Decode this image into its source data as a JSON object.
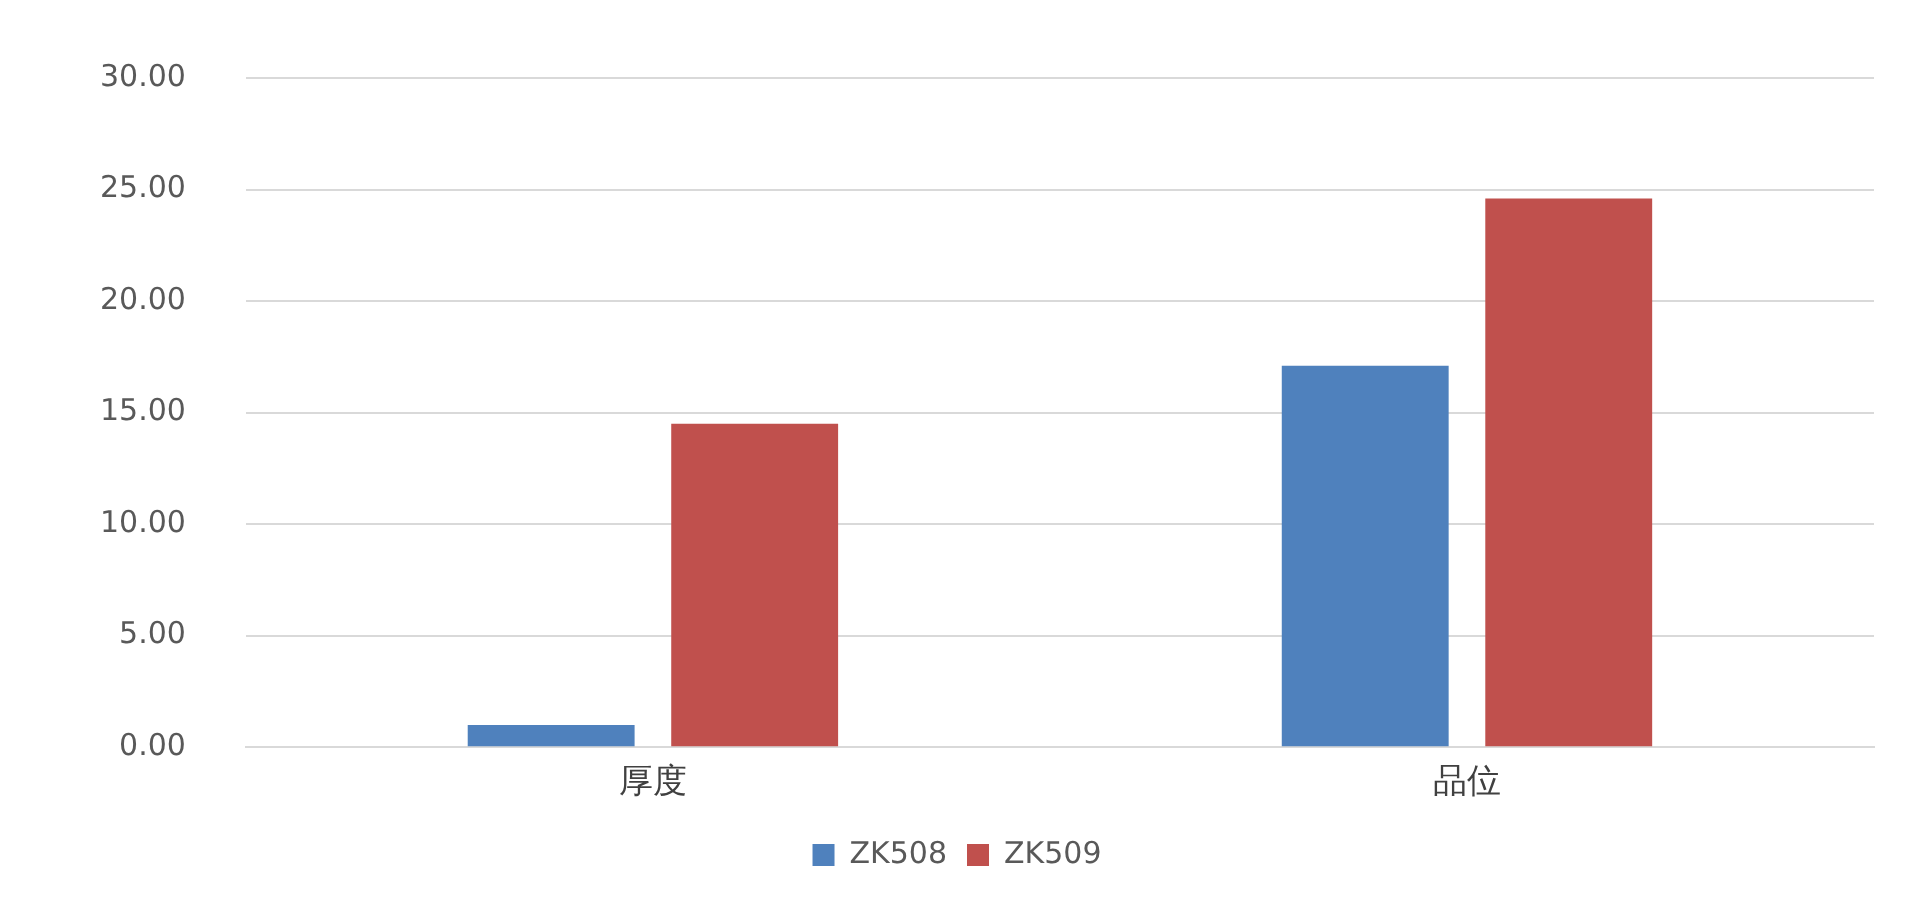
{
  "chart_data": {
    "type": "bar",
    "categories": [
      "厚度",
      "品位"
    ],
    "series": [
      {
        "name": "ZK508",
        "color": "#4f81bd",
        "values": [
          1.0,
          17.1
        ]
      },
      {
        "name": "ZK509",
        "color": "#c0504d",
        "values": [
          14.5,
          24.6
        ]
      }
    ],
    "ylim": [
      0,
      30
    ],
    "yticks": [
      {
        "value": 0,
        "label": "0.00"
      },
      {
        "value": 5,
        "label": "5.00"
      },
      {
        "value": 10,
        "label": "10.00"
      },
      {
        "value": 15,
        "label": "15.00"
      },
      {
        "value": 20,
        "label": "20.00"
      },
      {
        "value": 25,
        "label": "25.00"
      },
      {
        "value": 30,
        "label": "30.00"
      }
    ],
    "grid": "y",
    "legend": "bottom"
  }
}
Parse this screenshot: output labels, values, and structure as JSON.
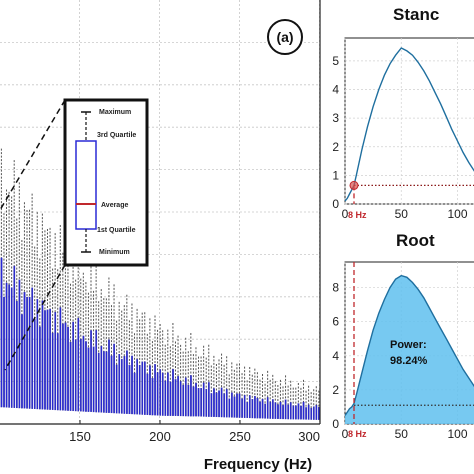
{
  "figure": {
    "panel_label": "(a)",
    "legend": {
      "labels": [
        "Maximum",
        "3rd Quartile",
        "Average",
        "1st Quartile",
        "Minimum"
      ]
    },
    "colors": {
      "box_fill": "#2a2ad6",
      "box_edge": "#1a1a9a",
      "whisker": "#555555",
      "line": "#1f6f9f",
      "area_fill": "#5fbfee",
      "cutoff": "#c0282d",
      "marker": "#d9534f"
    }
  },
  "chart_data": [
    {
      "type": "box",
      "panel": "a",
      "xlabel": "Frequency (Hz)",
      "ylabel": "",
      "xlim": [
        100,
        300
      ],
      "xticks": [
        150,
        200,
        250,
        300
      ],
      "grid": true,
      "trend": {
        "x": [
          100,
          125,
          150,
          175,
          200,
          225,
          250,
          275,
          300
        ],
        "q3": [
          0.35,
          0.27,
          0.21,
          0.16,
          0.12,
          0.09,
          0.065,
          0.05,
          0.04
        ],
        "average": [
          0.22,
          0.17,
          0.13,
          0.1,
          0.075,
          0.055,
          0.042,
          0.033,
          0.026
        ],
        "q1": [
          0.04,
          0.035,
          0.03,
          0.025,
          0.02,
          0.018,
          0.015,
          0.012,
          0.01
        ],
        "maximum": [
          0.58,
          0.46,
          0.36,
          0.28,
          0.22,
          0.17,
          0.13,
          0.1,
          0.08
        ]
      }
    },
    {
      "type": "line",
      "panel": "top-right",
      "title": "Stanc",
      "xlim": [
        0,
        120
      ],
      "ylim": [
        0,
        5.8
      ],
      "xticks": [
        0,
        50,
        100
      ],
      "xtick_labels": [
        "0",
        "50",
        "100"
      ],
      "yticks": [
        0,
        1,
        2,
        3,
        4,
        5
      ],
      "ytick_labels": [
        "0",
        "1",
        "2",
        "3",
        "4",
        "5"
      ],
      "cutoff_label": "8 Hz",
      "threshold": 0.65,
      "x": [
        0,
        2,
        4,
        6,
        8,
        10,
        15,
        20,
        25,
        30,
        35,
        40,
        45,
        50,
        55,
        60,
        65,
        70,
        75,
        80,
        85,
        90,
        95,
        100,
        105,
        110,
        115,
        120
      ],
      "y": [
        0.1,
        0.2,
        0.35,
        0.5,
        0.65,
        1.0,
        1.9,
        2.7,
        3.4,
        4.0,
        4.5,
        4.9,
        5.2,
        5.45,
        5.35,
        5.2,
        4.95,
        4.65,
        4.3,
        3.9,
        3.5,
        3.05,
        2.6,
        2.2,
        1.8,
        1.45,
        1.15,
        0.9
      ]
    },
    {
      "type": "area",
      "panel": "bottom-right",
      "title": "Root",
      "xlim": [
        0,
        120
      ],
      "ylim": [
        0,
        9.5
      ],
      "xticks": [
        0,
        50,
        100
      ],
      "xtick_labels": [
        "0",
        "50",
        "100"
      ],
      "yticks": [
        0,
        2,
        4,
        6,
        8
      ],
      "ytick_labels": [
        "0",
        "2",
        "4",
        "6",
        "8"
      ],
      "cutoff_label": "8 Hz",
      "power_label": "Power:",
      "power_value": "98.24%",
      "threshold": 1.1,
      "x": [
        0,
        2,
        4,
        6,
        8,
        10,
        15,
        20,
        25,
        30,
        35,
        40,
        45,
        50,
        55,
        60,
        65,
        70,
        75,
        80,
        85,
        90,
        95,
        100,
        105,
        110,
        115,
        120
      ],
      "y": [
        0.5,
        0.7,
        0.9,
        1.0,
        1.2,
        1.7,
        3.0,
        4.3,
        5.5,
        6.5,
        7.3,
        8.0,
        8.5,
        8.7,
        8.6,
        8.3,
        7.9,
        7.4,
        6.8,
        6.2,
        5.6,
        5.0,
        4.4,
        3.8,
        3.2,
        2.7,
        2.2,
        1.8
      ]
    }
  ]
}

● ● ● ● ● ● ●

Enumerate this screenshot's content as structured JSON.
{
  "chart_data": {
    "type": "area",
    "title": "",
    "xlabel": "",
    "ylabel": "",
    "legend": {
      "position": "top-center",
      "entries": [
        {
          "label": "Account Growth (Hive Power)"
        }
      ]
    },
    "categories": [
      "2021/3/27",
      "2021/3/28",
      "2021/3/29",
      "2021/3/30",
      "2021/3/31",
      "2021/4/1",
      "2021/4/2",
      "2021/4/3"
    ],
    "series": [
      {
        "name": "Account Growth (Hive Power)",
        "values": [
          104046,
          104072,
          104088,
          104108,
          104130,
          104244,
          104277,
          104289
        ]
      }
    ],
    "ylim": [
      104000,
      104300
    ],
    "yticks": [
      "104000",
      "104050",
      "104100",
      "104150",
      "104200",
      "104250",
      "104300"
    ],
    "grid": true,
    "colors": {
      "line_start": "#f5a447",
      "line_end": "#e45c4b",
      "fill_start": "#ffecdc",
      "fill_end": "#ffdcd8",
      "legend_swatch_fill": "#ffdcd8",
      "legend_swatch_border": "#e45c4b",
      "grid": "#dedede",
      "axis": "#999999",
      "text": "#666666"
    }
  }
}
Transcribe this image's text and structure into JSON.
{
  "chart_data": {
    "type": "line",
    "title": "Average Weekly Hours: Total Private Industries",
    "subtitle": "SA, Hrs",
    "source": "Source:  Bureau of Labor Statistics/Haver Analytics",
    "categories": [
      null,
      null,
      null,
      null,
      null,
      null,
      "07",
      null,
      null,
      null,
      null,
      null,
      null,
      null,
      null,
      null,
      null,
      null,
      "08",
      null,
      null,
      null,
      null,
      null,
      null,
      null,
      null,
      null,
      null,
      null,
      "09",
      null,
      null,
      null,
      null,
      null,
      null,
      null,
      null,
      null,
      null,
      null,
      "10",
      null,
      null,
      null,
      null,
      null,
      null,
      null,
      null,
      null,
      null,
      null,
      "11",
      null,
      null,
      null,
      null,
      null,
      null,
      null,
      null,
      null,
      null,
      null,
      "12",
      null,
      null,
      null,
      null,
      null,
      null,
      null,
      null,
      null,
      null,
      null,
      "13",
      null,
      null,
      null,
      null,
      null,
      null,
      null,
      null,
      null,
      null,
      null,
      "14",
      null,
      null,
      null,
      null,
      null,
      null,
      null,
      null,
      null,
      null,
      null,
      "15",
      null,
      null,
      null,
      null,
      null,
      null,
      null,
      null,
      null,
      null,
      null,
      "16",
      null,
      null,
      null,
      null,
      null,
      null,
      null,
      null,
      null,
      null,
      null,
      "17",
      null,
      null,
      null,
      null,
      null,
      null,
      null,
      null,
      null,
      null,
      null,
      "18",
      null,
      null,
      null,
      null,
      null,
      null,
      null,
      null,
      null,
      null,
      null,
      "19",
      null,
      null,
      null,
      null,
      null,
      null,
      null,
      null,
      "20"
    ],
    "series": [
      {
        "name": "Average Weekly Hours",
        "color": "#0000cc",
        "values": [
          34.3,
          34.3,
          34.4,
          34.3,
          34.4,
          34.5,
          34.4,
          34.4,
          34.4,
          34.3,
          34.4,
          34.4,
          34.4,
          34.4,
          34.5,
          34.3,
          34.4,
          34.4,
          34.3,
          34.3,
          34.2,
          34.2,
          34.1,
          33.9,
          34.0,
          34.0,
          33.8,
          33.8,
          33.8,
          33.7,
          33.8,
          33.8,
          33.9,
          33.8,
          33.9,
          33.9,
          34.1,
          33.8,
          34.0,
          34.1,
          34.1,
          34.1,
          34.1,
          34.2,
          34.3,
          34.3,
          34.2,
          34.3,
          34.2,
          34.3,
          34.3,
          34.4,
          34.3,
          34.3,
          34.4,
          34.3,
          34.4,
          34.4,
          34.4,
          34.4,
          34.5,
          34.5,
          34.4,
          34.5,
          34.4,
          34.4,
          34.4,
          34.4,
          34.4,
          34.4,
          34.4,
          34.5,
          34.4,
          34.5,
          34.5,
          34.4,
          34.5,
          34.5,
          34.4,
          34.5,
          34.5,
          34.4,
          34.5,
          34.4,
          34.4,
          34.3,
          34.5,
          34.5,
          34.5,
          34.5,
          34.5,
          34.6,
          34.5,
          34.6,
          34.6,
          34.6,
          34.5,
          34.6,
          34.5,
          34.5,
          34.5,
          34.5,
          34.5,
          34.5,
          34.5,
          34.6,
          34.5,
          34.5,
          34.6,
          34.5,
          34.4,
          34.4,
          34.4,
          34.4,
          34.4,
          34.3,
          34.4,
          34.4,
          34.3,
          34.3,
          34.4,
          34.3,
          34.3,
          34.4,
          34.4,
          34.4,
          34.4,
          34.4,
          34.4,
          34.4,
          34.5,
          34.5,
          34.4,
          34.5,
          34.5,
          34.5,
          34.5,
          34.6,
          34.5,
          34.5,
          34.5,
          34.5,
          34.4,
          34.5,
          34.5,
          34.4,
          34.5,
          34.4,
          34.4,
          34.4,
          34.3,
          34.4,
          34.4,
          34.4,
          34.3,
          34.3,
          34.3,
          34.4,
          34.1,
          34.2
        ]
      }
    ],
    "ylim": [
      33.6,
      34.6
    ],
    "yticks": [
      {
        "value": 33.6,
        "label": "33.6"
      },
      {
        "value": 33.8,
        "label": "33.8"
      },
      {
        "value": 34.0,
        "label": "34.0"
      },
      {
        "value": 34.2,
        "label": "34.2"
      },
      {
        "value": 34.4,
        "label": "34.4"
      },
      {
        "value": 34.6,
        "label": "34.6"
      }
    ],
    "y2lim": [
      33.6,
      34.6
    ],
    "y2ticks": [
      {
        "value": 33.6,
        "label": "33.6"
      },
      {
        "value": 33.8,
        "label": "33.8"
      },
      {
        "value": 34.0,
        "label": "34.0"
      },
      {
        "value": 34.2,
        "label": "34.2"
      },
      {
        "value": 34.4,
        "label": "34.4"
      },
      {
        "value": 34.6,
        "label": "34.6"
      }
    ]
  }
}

● ● ● ● ● ● ●

→ **SET PROBLEM**:
Figure out how many lines of the data above include "this", then give the number and nothing more.

→ **ANSWER BELOW**:
4